WHAT YOU HAVE TO DO = Copy out every record below with complete accuracy.

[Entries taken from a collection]
★ ★ ★ ★

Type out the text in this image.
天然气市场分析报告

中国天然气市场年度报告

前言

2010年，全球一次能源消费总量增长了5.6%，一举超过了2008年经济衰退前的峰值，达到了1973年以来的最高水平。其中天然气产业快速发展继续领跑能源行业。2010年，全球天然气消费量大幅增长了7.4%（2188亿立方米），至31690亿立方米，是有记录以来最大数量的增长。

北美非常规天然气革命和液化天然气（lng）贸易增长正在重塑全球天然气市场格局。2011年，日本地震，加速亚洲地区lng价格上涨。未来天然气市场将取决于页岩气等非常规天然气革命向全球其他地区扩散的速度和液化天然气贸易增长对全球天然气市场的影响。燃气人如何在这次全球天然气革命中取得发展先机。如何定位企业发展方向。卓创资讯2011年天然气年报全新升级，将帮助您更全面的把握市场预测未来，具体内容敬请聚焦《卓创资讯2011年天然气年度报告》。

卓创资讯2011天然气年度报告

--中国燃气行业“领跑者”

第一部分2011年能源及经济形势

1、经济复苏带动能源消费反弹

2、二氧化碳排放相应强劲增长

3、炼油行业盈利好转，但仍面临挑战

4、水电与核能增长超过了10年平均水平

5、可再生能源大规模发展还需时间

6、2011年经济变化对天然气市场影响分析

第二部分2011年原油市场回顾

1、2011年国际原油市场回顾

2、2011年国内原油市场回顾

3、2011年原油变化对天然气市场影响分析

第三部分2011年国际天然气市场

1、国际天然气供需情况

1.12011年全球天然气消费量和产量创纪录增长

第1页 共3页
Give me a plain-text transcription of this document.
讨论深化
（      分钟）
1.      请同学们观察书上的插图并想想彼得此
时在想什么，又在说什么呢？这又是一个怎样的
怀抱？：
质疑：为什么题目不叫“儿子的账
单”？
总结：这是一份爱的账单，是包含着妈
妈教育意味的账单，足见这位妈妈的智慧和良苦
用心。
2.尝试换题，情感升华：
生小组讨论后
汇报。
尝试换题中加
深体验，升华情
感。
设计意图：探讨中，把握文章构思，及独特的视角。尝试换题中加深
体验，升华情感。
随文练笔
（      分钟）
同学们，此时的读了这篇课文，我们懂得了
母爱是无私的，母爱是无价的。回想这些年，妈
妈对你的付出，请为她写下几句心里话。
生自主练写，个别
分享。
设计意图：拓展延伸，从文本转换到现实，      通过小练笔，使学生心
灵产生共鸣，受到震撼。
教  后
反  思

★ ★ ★ ★

THE SOLUTION =
Type out the text in this image.
天然气市场分析报告

中国天然气市场年度报告

前言

2010年，全球一次能源消费总量增长了5.6%，一举超过了2008年经济衰退前的峰值，达到了1973年以来的最高水平。其中天然气产业快速发展继续领跑能源行业。2010年，全球天然气消费量大幅增长了7.4%（2188亿立方米），至31690亿立方米，是有记录以来最大数量的增长。

北美非常规天然气革命和液化天然气（lng）贸易增长正在重塑全球天然气市场格局。2011年，日本地震，加速亚洲地区lng价格上涨。未来天然气市场将取决于页岩气等非常规天然气革命向全球其他地区扩散的速度和液化天然气贸易增长对全球天然气市场的影响。燃气人如何在这次全球天然气革命中取得发展先机。如何定位企业发展方向。卓创资讯2011年天然气年报全新升级，将帮助您更全面的把握市场预测未来，具体内容敬请聚焦《卓创资讯2011年天然气年度报告》。

卓创资讯2011天然气年度报告

--中国燃气行业“领跑者”

第一部分2011年能源及经济形势

1、经济复苏带动能源消费反弹

2、二氧化碳排放相应强劲增长

3、炼油行业盈利好转，但仍面临挑战

4、水电与核能增长超过了10年平均水平

5、可再生能源大规模发展还需时间

6、2011年经济变化对天然气市场影响分析

第二部分2011年原油市场回顾

1、2011年国际原油市场回顾

2、2011年国内原油市场回顾

3、2011年原油变化对天然气市场影响分析

第三部分2011年国际天然气市场

1、国际天然气供需情况

1.12011年全球天然气消费量和产量创纪录增长

第1页 共3页
Give me a plain-text transcription of this document.
讨论深化
（      分钟）
1.      请同学们观察书上的插图并想想彼得此
时在想什么，又在说什么呢？这又是一个怎样的
怀抱？：
质疑：为什么题目不叫“儿子的账
单”？
总结：这是一份爱的账单，是包含着妈
妈教育意味的账单，足见这位妈妈的智慧和良苦
用心。
2.尝试换题，情感升华：
生小组讨论后
汇报。
尝试换题中加
深体验，升华情
感。
设计意图：探讨中，把握文章构思，及独特的视角。尝试换题中加深
体验，升华情感。
随文练笔
（      分钟）
同学们，此时的读了这篇课文，我们懂得了
母爱是无私的，母爱是无价的。回想这些年，妈
妈对你的付出，请为她写下几句心里话。
生自主练写，个别
分享。
设计意图：拓展延伸，从文本转换到现实，      通过小练笔，使学生心
灵产生共鸣，受到震撼。
教  后
反  思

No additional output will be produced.